_STATED PROBLEM:_
Copy out the lines of material from the one containing "find all labels, buttons, inputs, and" through the one containing "newsworthy-wordmark: Newsworthy [1781,1089,2031,1137]", inclusive, omitting the pictures.

[Start of SUPPLIED ENTRIES]

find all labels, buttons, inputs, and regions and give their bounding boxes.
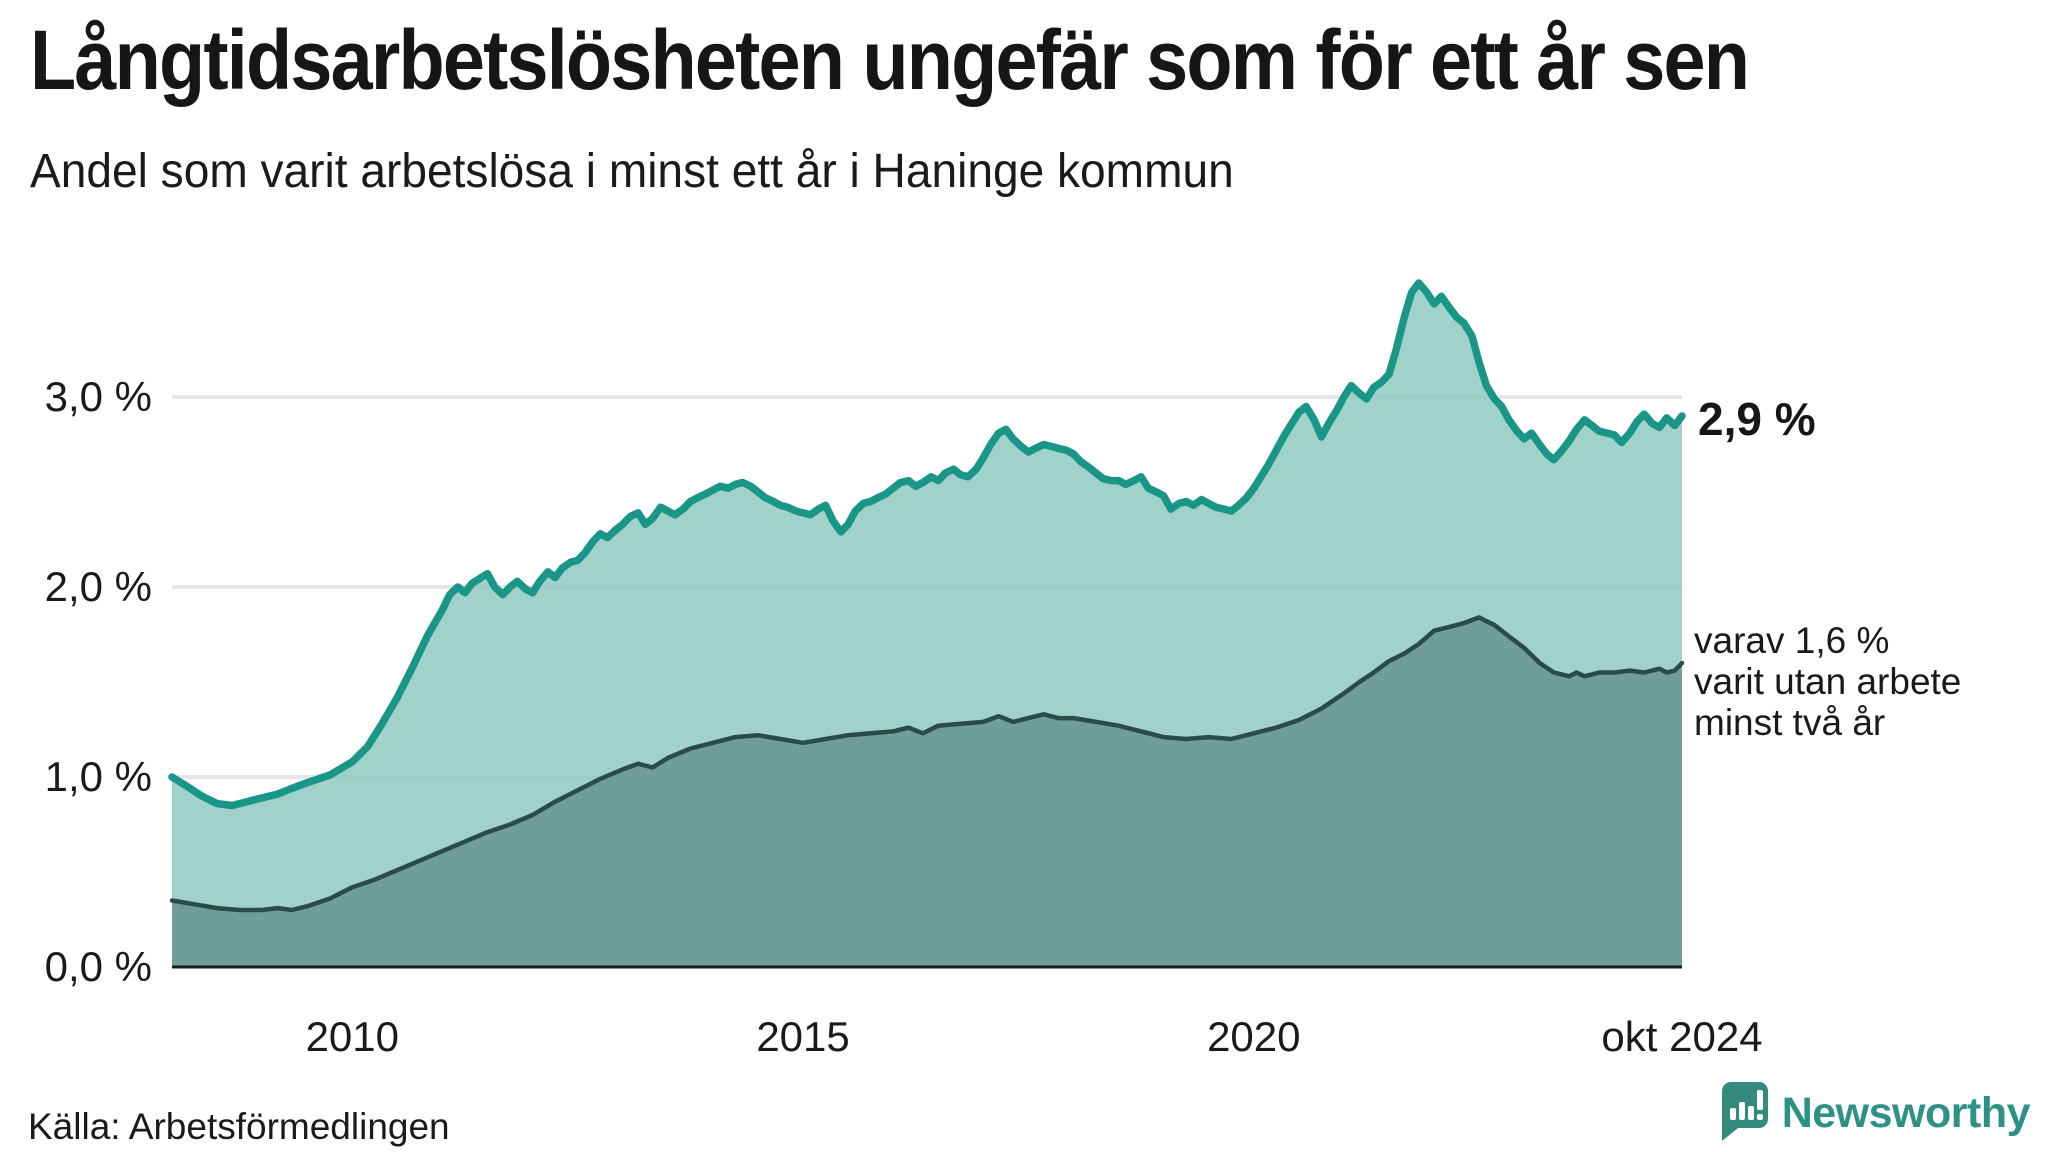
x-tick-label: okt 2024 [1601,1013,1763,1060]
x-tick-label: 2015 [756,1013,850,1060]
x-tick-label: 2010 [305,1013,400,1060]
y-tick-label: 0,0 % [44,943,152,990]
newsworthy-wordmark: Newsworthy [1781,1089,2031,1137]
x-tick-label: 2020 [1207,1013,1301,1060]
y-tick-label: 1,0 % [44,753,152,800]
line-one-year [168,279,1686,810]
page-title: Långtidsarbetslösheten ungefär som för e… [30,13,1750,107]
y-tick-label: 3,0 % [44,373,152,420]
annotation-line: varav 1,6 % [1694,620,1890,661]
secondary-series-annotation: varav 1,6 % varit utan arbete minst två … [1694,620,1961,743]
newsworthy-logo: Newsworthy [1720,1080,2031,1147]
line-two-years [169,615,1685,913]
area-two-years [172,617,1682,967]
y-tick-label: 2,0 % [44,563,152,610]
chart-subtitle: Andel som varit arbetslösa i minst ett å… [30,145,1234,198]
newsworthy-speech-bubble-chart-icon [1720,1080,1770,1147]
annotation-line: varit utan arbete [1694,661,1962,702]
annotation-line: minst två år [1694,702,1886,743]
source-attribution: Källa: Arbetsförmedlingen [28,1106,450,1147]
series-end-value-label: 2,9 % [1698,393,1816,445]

[End of SUPPLIED ENTRIES]
[Start of SUPPLIED ENTRIES]

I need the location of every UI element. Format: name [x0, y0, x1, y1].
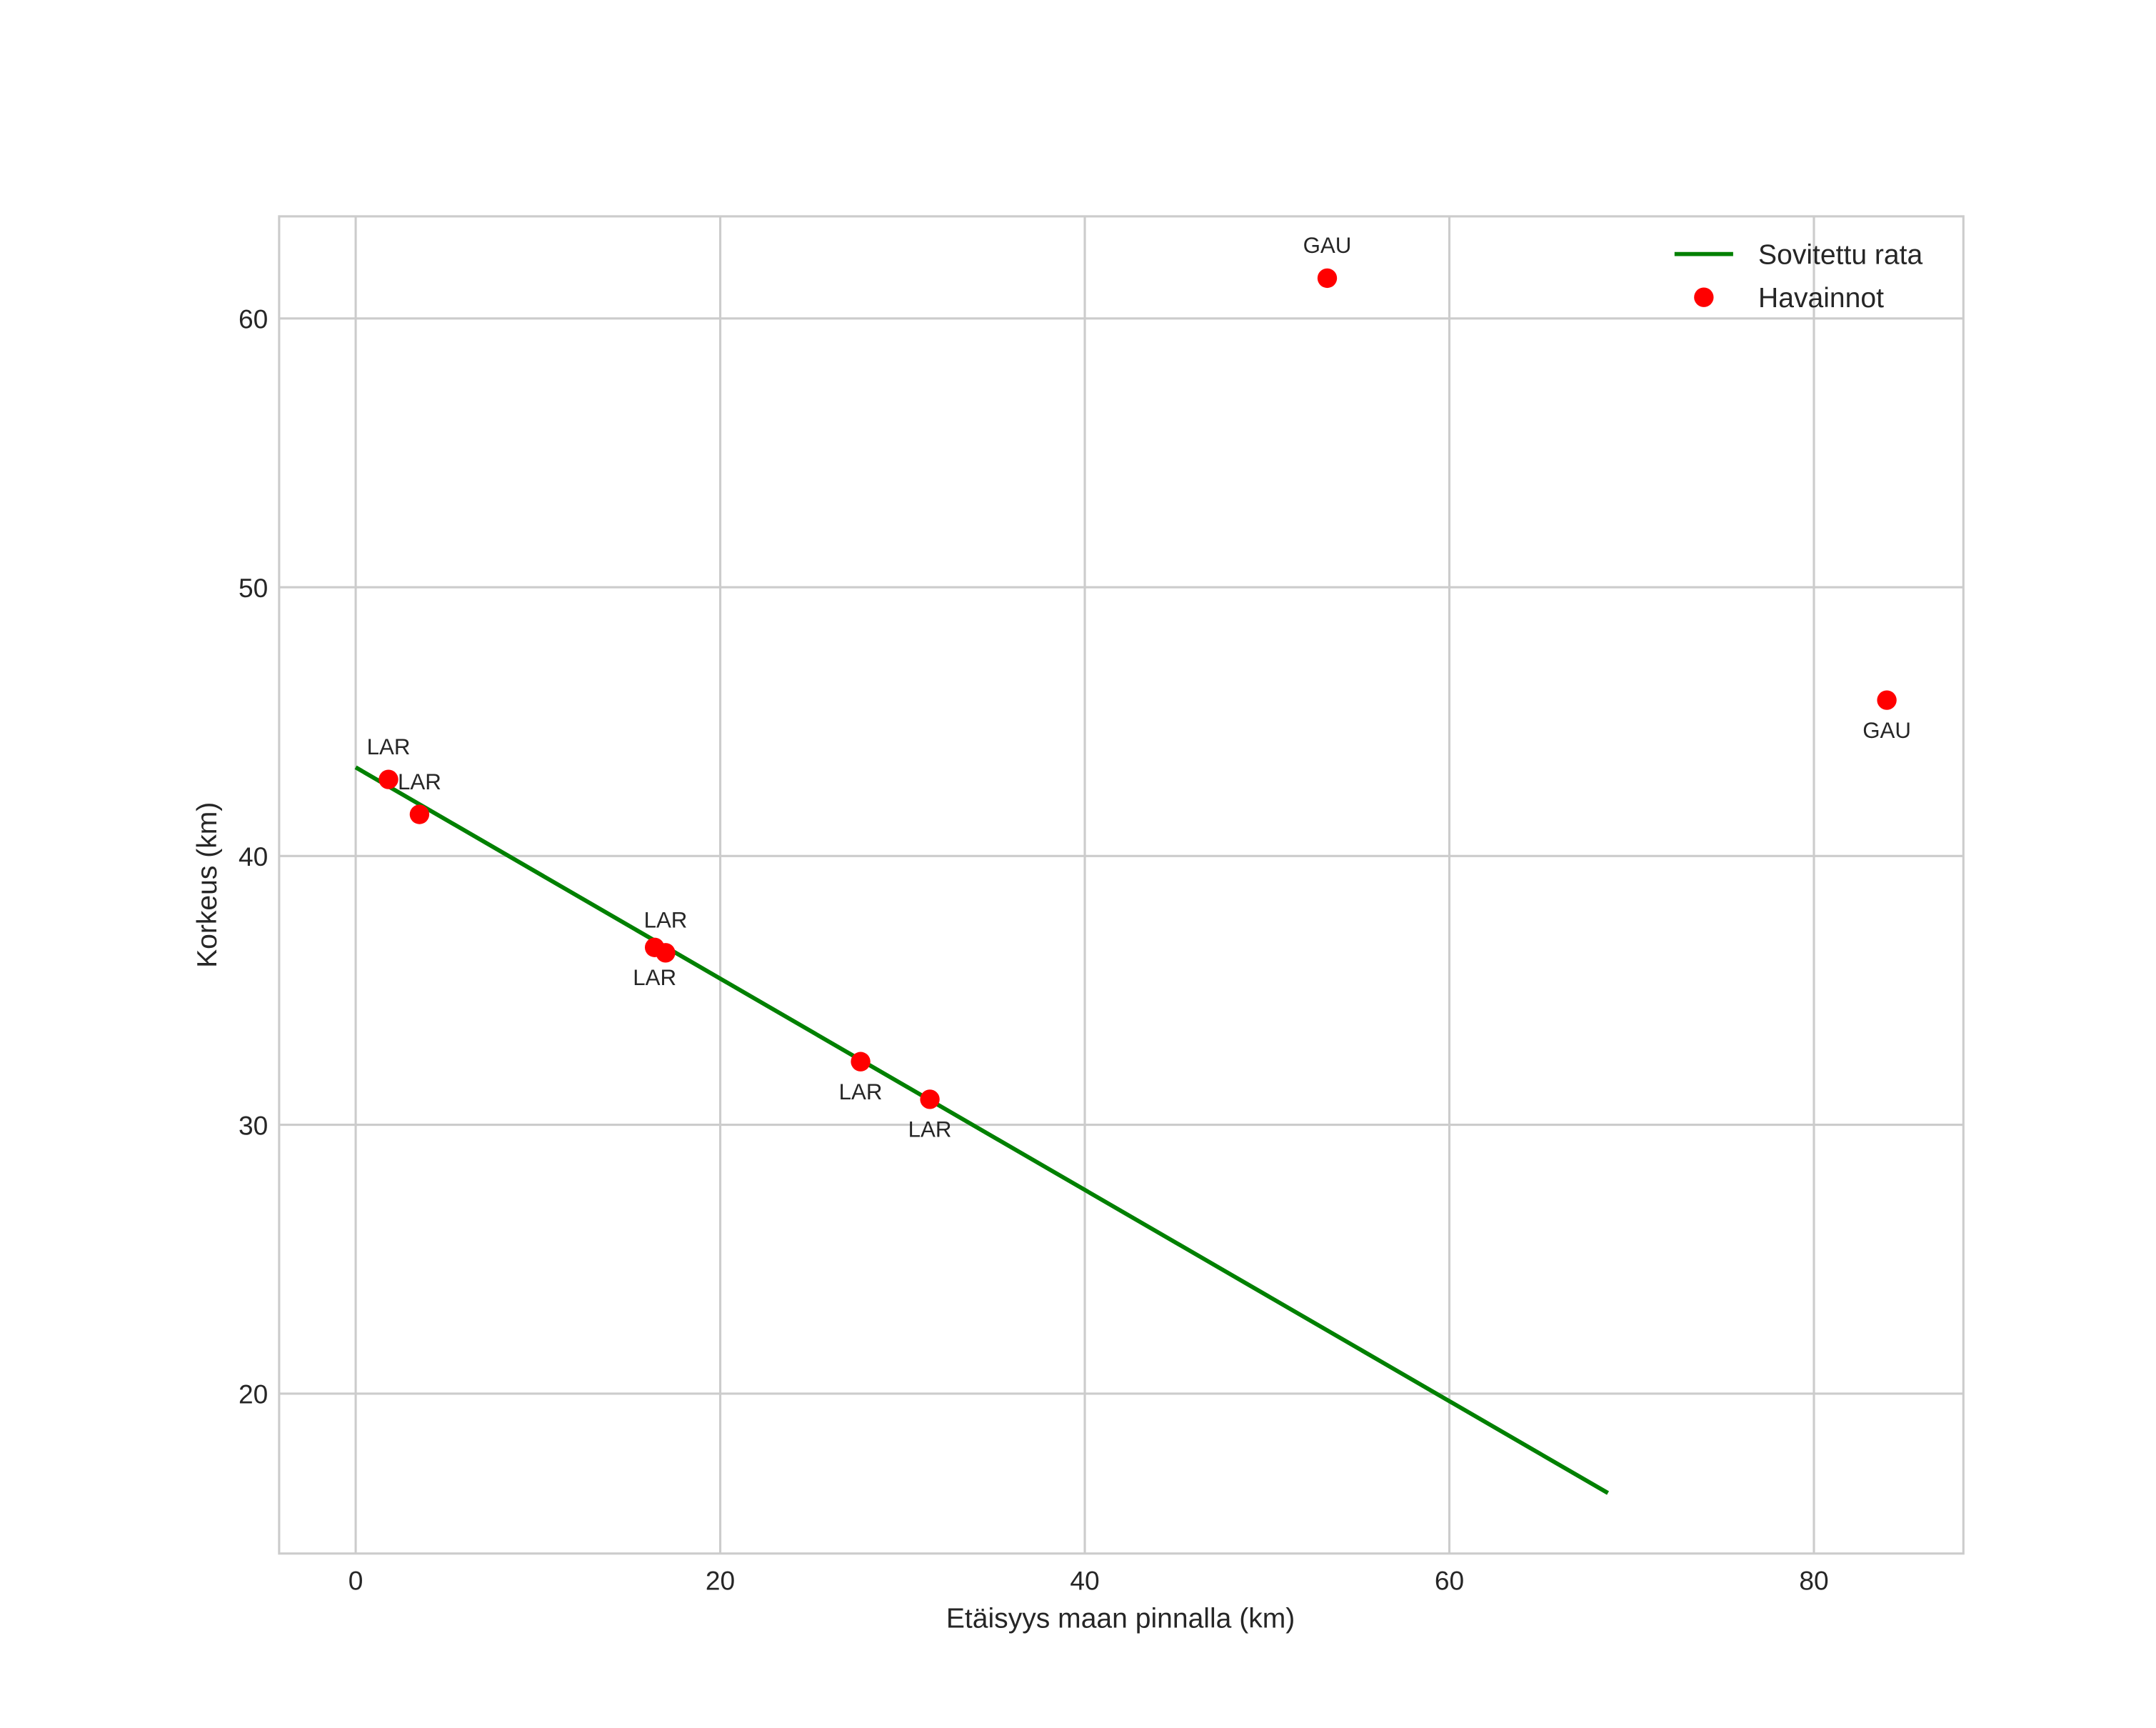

[End of SUPPLIED ENTRIES]

_WORKED ANSWER:_
find all labels, buttons, inputs, and regions and give their bounding boxes.
x-tick-label: okt 2024 [1601,1013,1763,1060]
x-tick-label: 2015 [756,1013,850,1060]
x-tick-label: 2010 [305,1013,400,1060]
y-tick-label: 0,0 % [44,943,152,990]
newsworthy-wordmark: Newsworthy [1781,1089,2031,1137]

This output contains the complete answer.